-------- STORED DATA

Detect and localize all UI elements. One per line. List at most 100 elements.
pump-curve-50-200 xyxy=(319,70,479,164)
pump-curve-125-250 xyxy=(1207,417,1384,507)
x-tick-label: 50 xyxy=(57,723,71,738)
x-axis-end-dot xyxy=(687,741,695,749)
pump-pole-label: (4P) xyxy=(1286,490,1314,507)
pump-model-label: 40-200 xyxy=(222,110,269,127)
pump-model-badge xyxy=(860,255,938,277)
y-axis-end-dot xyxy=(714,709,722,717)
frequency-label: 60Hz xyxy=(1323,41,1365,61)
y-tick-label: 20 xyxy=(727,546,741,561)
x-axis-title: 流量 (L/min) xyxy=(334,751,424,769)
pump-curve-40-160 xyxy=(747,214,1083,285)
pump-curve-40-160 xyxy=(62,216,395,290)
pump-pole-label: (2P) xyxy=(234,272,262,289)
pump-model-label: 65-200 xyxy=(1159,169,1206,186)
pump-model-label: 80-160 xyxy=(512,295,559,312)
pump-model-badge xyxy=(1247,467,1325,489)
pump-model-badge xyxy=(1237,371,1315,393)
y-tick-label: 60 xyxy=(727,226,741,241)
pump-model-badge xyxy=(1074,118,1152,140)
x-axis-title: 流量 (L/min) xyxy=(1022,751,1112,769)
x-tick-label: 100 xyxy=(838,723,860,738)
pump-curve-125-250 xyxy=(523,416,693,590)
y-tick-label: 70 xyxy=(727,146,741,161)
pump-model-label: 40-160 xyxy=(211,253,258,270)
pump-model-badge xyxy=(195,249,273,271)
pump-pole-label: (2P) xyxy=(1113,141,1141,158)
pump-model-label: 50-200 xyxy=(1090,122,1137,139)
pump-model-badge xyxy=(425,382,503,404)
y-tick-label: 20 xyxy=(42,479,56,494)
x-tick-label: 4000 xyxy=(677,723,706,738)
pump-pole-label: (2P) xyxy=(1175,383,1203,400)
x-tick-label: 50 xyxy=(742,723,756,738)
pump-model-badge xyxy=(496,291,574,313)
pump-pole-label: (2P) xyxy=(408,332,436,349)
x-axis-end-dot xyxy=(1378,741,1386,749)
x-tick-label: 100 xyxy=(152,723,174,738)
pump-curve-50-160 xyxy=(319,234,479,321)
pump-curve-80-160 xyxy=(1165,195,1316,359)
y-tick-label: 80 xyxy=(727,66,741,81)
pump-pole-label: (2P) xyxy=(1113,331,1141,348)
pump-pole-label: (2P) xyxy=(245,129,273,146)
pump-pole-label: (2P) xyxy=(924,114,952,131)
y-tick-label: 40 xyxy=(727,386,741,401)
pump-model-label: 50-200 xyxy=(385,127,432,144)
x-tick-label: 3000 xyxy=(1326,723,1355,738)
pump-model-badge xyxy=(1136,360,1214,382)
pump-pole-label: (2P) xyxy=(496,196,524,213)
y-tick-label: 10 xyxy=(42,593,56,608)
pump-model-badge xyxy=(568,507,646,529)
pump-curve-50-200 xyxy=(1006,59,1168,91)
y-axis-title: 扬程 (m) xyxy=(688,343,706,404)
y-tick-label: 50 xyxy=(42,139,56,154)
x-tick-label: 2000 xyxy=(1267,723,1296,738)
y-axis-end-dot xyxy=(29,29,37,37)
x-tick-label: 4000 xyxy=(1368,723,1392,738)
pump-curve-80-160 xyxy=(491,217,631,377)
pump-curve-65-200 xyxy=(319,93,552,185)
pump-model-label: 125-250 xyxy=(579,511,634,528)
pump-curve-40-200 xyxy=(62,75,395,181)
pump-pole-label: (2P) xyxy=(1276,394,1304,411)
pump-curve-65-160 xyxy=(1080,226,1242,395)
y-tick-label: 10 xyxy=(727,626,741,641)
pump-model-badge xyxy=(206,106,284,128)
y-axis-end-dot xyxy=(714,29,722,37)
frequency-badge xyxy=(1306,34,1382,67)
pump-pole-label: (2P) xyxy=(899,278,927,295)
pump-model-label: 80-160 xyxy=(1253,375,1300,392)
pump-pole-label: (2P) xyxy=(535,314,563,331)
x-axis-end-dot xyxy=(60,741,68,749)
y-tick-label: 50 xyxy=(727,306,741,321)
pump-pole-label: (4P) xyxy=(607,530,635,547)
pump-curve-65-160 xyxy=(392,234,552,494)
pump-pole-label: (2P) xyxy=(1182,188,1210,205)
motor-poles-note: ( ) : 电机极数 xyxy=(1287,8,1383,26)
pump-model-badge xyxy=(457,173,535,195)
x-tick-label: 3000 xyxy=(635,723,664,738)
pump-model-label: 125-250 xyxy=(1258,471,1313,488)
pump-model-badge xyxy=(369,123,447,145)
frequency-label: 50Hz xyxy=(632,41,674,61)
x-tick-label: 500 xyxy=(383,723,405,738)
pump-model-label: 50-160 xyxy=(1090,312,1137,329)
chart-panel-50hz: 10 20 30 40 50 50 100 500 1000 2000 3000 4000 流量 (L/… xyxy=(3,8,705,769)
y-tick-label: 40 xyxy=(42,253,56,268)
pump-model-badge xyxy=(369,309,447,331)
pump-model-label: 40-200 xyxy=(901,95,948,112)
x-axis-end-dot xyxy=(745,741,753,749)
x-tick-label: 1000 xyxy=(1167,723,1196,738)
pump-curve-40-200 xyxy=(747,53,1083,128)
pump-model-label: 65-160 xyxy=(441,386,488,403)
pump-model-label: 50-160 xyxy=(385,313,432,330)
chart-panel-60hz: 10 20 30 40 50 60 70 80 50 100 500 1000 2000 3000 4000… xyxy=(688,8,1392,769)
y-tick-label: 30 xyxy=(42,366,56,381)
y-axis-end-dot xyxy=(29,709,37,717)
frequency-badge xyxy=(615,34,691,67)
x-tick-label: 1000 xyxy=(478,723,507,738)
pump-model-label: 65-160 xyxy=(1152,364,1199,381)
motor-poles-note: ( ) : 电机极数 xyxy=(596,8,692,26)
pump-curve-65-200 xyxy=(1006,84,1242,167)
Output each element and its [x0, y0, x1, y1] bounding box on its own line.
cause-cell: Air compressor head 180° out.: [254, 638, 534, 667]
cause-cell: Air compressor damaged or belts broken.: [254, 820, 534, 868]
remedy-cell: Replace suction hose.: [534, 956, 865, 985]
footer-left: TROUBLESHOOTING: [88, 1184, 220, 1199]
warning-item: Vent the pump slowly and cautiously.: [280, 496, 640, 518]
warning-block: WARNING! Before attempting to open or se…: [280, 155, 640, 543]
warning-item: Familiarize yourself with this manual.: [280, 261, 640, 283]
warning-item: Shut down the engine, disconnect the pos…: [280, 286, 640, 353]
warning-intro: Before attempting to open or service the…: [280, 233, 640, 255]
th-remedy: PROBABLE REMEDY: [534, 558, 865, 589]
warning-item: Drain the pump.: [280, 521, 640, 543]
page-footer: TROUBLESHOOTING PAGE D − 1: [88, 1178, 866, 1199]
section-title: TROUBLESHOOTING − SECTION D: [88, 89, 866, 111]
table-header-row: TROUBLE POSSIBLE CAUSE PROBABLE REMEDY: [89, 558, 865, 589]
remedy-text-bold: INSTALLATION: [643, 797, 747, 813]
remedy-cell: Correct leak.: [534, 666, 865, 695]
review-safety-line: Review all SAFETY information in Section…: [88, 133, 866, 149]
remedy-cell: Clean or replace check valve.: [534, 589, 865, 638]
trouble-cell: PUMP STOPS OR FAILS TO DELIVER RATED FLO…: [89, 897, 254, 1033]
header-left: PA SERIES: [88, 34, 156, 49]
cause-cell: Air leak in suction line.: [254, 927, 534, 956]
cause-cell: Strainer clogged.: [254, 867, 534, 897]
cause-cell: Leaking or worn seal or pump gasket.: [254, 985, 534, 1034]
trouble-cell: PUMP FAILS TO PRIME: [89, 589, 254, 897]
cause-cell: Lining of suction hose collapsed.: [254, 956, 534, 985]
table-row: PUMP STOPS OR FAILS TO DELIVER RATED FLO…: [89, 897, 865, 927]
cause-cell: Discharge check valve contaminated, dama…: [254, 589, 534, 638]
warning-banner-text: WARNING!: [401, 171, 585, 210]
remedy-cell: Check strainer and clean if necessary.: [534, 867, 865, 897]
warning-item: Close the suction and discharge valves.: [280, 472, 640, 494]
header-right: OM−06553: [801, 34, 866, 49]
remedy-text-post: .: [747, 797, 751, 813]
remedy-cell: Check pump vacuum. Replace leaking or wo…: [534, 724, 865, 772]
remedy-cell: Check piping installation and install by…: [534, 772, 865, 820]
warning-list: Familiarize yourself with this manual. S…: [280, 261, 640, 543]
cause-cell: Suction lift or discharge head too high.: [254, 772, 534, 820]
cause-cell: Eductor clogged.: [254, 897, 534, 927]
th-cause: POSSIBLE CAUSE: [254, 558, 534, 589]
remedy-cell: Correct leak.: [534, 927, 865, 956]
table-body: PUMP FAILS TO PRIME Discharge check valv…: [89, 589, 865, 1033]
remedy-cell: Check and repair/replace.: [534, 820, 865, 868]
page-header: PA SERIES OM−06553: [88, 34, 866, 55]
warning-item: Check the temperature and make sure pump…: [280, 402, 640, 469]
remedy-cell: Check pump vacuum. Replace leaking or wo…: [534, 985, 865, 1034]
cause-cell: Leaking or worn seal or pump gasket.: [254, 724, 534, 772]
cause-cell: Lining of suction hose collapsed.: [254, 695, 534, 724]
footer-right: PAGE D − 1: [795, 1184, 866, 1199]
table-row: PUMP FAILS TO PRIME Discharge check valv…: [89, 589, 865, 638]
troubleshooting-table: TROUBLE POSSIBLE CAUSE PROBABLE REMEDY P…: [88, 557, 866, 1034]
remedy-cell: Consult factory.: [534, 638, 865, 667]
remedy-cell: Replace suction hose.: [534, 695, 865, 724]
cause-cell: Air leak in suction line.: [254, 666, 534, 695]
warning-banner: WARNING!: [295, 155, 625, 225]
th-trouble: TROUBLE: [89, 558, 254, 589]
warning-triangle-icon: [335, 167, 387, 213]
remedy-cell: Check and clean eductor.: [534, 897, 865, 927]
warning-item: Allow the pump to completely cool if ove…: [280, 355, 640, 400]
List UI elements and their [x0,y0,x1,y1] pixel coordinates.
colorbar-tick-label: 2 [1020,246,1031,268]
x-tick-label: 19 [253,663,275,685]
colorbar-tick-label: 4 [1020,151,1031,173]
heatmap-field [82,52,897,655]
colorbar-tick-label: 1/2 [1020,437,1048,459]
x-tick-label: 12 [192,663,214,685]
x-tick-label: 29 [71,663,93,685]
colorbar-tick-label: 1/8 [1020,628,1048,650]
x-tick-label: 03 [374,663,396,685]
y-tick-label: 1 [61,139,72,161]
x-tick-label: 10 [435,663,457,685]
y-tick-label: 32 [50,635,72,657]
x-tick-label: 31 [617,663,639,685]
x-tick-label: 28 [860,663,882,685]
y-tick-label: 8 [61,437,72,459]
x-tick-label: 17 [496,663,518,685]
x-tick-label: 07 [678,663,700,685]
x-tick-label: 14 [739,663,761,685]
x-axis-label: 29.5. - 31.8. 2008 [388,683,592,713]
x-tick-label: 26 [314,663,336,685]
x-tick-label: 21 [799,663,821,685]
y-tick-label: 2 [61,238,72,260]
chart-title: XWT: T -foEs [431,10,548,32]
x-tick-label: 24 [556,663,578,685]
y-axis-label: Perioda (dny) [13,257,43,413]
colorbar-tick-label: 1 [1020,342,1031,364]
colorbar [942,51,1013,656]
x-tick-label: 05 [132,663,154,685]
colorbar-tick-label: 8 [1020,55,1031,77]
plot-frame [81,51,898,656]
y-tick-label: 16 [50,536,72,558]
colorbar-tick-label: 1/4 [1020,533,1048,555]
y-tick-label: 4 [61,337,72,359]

----------------

Duplicate the lines of the material starting at the beginning and ending at the line containing "y-tick-label: 20 xyxy=(727,546,741,561)", with both of those lines included.

Detect and localize all UI elements. One per line. List at most 100 elements.
pump-curve-50-200 xyxy=(319,70,479,164)
pump-curve-125-250 xyxy=(1207,417,1384,507)
x-tick-label: 50 xyxy=(57,723,71,738)
x-axis-end-dot xyxy=(687,741,695,749)
pump-pole-label: (4P) xyxy=(1286,490,1314,507)
pump-model-label: 40-200 xyxy=(222,110,269,127)
pump-model-badge xyxy=(860,255,938,277)
y-axis-end-dot xyxy=(714,709,722,717)
frequency-label: 60Hz xyxy=(1323,41,1365,61)
y-tick-label: 20 xyxy=(727,546,741,561)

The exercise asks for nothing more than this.